» AUSGEWÄHLTER AUSZUG:
+-------+
# Kap Verdischen Inseln: Insel Boa Vista



## nostradamus (15. August 2019)

Hi,
machen dieses Jahr auf den Kap Verdischen Inseln, auf der Insel Boa Vista urlaub. Kann jemand was bzgl. des angelns sagen? Lohnt es sich eine Rute fürs ufer einzupacken? 

danke
mario


----------



## Bertone (16. August 2019)

Lohnt sich immer. Habe dort zwar nie selbst vom Ufer gefischt, bringt das mit sich, wenn man mit dem Segelboot unterwegs ist, aber die fangen dort meines Wissens nach recht gut vom Ufer Pompanos, Pferdemakrelen, Bonito, Mahi-Mahi usw., kommt eben auf die Jahreszeit und die lokale Tiefenstruktur an - kleine Stachelmakrelen sind ganzjährig ufernah zu finden. Ich fische bei solchen Gelegenheiten gerne mit einer 2,80er 10g-Rute auf kleine Gabelmakrelen vom Ufer aus - macht Spaß und ist lecker. Wenn Gepäck keine Rolle spielt, dann nimmst zusätzlich noch eine stramme Bootsspinnrute mit, vielleicht findest einen lokalen Fischer mit dem Du mit rausfahren kannst. Die machen das meiner Erfahrung nach häufig gerne für kleines Geld, weil sie dann erstens weniger früh los müssen, ihr Geld schon beim Start mit weniger Erfolgsdruck verdient haben und insgesamt ein stressfreier Tag winkt. Das sind dann meist 6-8m Holz- bzw. Plastikschüsseln, durchaus sehr seegängig, und die Leute wissen was sie tun. Nur Schwimmweste bei solchen Gelegenheiten nicht vergessen, die sind auf den Kähnen häufig eher selten. Falls Bonitos vor Ort sein sollten schleppt man auf jeden Fall erstmal kleine Twister, entweder roter Kopf mit Auge und gelber Twister (~5-8cm), oder anders herum gelber Kopf roter Twister. Die Bissfrequenz ist häufig 3-4 mal höher als bei den nachgeschleppten Federjigs der Einheimischen - meine Erfahrung. Bei der Gelegenheit kleine Jigköpfe und Twister zum Verteilen nicht vergessen, damit macht man sich Freunde.
+-------+
» DATENSATZZEILEN:

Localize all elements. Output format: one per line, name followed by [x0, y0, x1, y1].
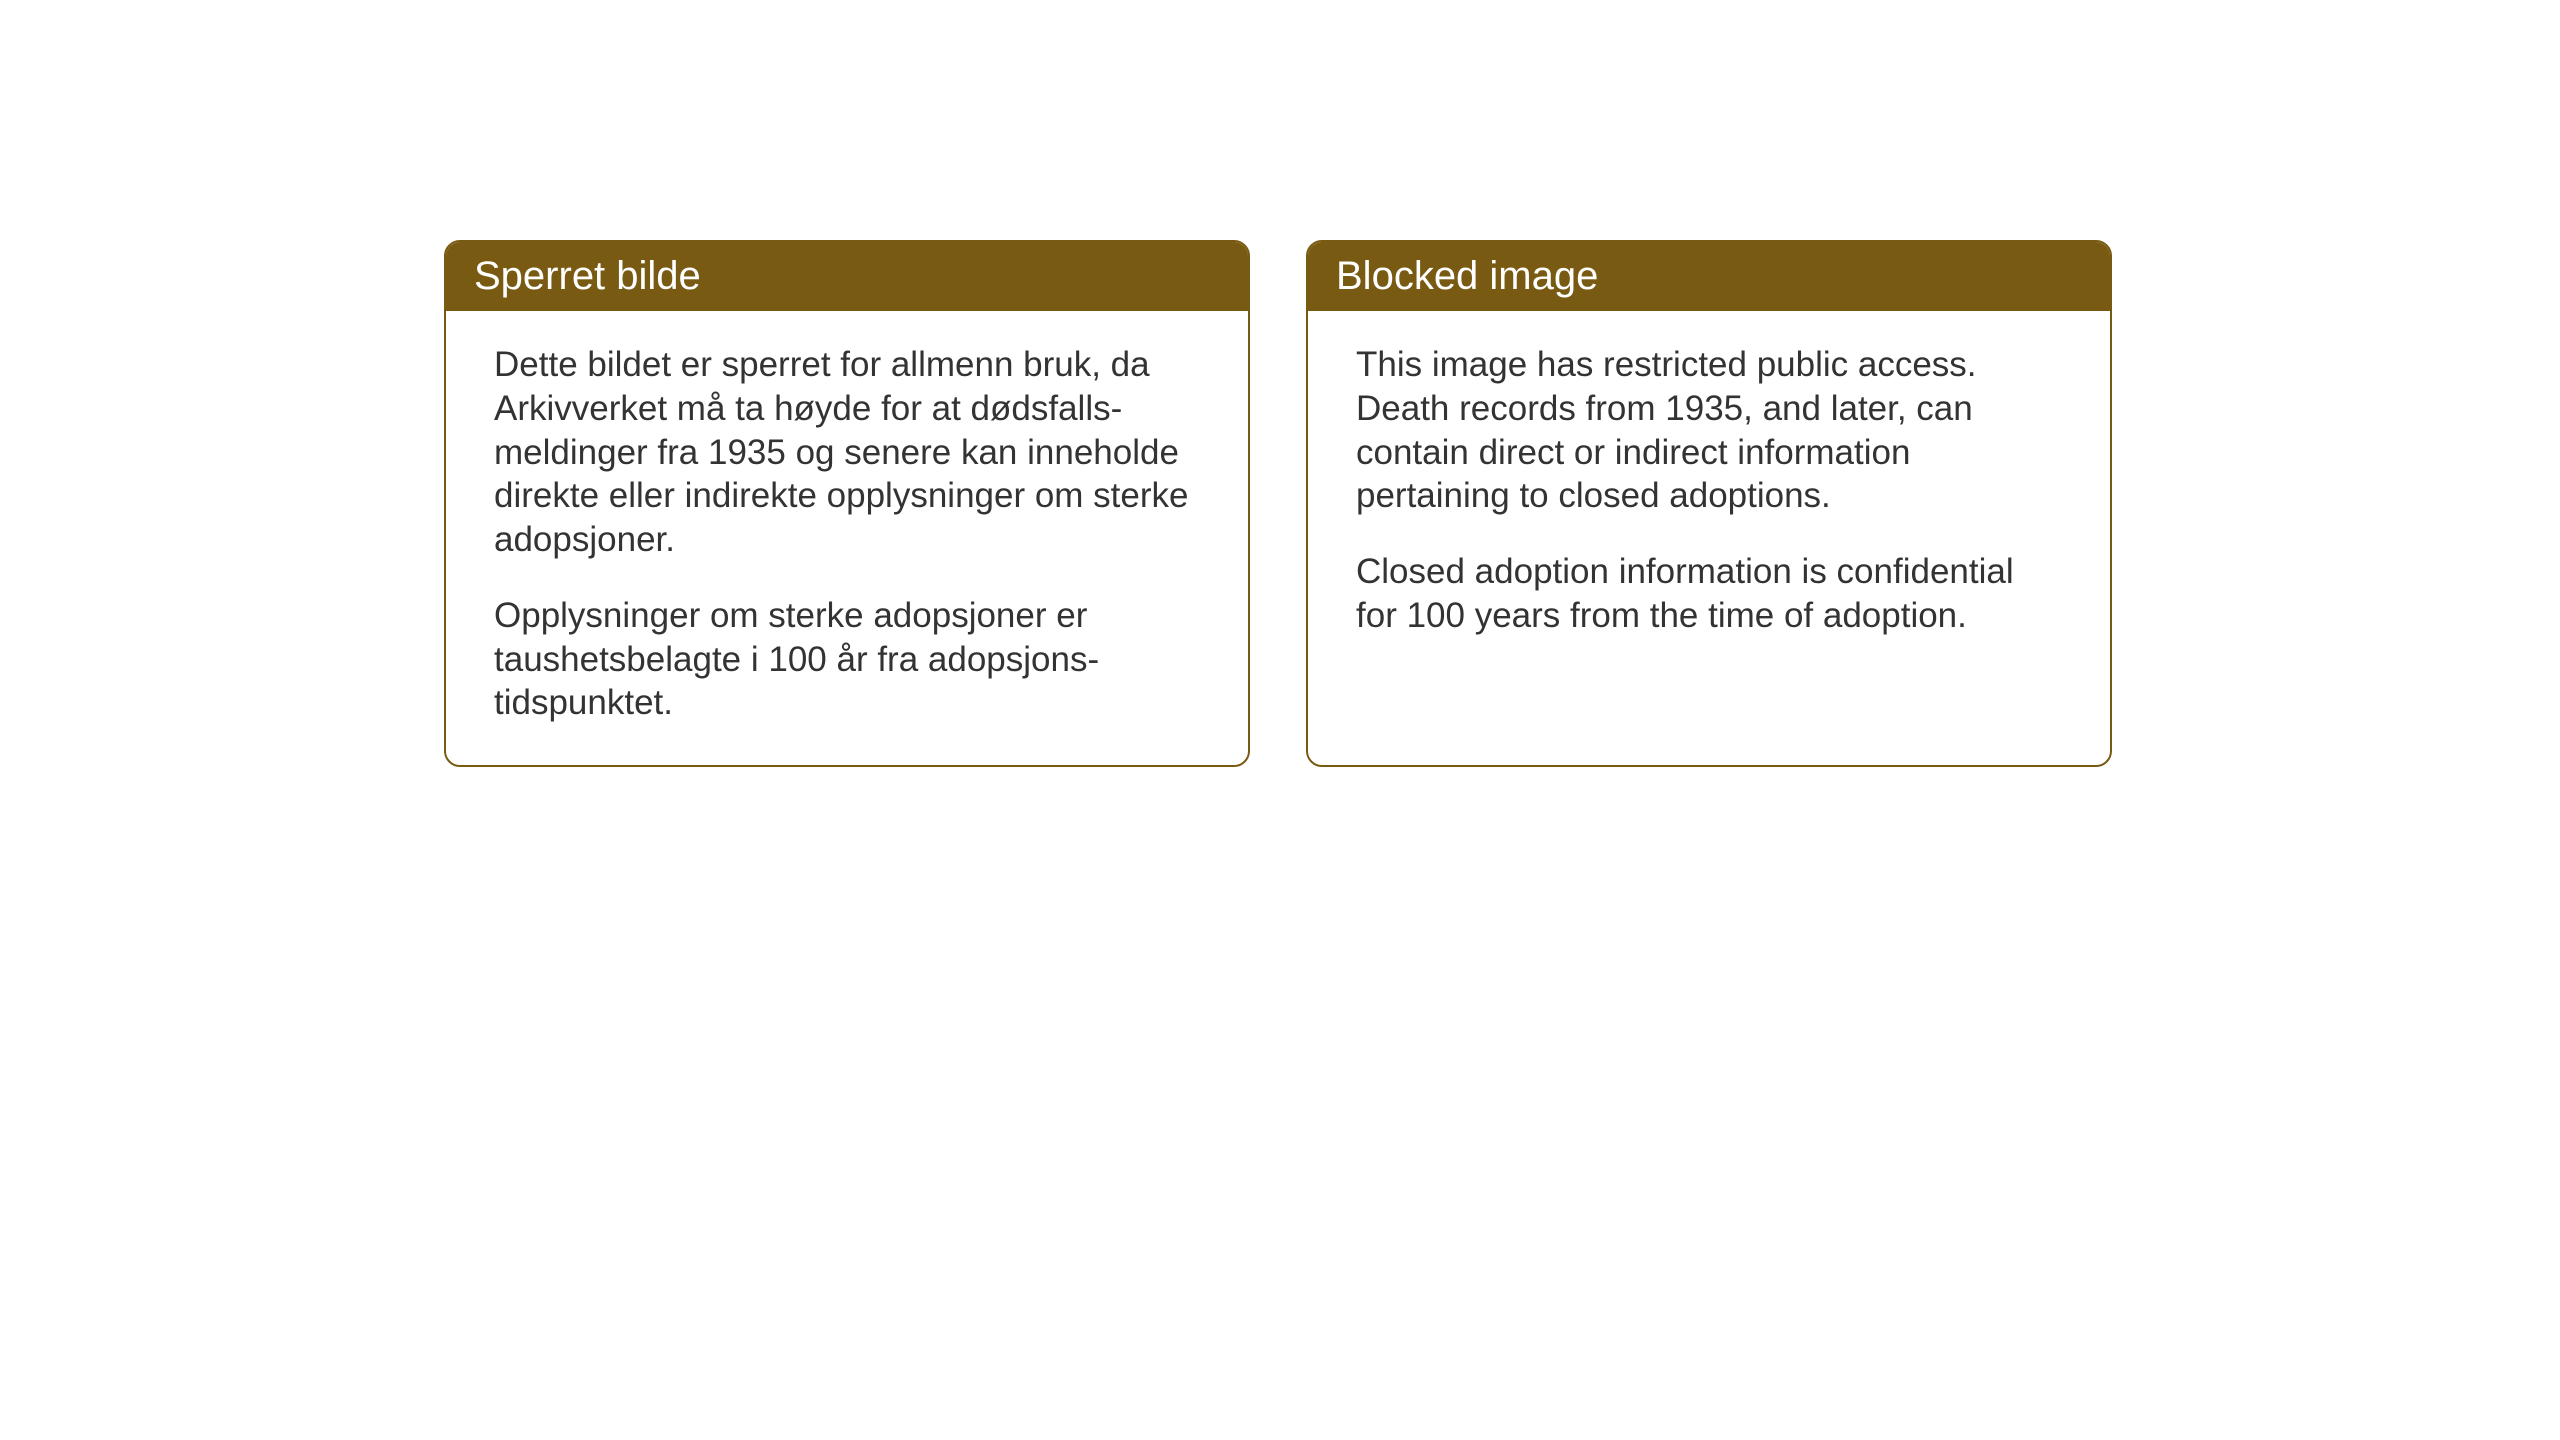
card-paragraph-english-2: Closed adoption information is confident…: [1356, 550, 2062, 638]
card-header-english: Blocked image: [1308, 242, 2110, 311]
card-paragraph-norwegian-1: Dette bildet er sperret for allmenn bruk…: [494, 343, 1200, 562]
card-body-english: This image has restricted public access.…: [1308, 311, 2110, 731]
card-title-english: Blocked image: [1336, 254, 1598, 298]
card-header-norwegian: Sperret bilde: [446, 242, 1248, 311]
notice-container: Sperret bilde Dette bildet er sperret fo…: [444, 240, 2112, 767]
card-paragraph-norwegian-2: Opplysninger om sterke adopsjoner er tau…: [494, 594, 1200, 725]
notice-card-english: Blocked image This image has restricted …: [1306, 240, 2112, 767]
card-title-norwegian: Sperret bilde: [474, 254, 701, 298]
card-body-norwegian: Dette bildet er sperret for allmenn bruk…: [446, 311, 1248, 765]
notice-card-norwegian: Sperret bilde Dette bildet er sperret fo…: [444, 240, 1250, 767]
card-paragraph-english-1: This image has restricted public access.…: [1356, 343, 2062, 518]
+-------+
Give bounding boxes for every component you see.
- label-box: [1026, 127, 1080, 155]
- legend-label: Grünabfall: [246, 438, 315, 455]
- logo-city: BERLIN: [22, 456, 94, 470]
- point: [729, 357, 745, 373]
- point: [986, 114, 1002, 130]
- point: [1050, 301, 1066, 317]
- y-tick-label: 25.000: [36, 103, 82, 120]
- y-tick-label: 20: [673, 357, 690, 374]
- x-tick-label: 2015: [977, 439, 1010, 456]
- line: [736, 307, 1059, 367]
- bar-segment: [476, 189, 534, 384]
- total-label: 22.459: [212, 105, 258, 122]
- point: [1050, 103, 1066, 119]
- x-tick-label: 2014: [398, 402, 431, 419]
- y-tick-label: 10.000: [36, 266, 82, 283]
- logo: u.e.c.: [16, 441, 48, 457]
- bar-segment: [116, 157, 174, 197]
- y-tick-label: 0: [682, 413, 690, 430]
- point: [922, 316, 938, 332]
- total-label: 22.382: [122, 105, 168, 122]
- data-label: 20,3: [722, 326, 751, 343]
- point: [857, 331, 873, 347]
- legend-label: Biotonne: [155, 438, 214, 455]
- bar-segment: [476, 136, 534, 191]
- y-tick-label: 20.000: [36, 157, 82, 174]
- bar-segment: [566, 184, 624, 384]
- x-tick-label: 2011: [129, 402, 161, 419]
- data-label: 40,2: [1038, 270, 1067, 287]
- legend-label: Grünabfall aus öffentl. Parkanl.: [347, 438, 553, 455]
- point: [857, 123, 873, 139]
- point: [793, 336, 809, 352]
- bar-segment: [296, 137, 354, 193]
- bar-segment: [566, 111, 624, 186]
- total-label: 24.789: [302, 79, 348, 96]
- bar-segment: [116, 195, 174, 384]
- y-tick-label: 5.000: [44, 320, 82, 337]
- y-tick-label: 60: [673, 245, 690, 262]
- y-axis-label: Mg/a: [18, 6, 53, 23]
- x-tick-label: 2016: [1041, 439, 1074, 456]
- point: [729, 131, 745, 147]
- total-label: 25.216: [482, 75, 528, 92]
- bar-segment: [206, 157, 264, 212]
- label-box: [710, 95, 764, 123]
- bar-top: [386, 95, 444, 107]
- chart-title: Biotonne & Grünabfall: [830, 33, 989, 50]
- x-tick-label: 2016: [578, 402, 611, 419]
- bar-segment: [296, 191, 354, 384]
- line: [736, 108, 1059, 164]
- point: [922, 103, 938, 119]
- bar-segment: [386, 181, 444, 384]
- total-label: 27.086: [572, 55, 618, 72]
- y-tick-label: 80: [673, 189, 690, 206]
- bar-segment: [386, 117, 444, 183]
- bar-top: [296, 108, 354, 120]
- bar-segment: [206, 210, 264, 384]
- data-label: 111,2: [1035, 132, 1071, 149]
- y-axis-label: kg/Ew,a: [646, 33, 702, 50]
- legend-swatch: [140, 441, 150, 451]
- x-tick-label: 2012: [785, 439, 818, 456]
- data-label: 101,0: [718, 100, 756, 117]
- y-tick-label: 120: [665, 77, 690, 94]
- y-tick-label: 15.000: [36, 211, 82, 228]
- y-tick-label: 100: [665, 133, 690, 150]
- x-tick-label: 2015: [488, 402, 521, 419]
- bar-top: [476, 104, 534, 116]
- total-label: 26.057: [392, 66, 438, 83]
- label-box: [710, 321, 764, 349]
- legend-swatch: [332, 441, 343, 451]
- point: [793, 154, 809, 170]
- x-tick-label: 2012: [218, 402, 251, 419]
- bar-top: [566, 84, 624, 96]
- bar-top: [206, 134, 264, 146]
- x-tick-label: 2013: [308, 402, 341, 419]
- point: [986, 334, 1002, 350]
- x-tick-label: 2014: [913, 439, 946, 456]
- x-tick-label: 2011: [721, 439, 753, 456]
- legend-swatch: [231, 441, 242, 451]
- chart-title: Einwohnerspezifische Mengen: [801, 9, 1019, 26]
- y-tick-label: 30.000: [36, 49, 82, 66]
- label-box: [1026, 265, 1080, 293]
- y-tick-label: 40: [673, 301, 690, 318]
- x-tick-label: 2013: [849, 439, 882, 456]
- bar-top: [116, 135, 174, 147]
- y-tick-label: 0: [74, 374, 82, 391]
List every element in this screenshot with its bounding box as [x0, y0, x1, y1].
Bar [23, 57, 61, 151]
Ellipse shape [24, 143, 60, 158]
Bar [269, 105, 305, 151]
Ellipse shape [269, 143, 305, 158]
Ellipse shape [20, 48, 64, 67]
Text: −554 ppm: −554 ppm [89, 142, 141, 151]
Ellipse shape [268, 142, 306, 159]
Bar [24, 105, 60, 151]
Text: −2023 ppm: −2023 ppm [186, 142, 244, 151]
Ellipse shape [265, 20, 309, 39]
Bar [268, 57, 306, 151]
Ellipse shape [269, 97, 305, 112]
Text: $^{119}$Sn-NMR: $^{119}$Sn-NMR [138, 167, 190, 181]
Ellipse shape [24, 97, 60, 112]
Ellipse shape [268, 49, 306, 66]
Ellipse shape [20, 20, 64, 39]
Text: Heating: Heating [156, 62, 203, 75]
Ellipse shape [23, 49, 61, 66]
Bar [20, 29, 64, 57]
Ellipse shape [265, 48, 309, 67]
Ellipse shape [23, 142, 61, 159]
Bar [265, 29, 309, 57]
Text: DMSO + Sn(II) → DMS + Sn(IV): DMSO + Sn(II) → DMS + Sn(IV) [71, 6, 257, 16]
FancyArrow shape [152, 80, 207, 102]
+-------+
» ZU ERLEDIGEN: Schreibe aus dem Forumsthread über das Angeln auf Boa Vista den Abschnitt wortgetreu ab, der mit den Worten „## nostradamus (15.“ beginnt und mit „(16. August 2019)“ endet.

» VOLLSTÄNDIGE ANTWORT:
## nostradamus (15. August 2019)

Hi,
machen dieses Jahr auf den Kap Verdischen Inseln, auf der Insel Boa Vista urlaub. Kann jemand was bzgl. des angelns sagen? Lohnt es sich eine Rute fürs ufer einzupacken? 

danke
mario


----------



## Bertone (16. August 2019)